(Dataset items)

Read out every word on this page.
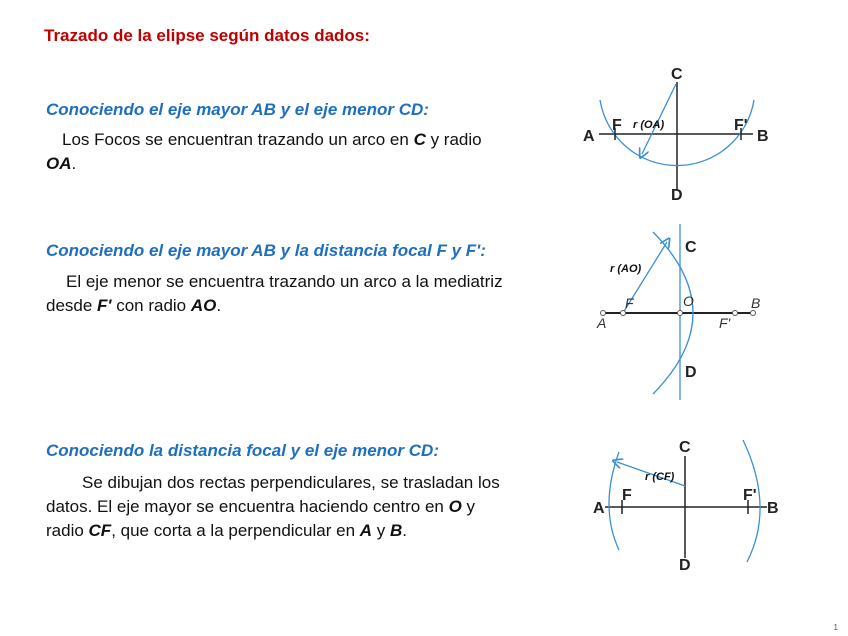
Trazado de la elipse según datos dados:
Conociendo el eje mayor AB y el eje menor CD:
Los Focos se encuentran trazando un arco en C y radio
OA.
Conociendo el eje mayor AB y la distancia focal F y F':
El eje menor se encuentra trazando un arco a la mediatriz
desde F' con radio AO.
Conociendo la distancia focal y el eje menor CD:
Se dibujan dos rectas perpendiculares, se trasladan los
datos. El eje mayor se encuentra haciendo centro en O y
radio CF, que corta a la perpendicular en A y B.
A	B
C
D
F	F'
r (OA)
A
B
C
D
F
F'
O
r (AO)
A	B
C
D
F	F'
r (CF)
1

- GOAL OF THE EXERCISE -
Copy every entry exactly as written. Pictures are excluded.

- FINAL RESULT -
Read out every word on this page.
Trazado de la elipse según datos dados:
Conociendo el eje mayor AB y el eje menor CD:
Los Focos se encuentran trazando un arco en C y radio
OA.
Conociendo el eje mayor AB y la distancia focal F y F':
El eje menor se encuentra trazando un arco a la mediatriz
desde F' con radio AO.
Conociendo la distancia focal y el eje menor CD:
Se dibujan dos rectas perpendiculares, se trasladan los
datos. El eje mayor se encuentra haciendo centro en O y
radio CF, que corta a la perpendicular en A y B.
A	B
C
D
F	F'
r (OA)
A
B
C
D
F
F'
O
r (AO)
A	B
C
D
F	F'
r (CF)
1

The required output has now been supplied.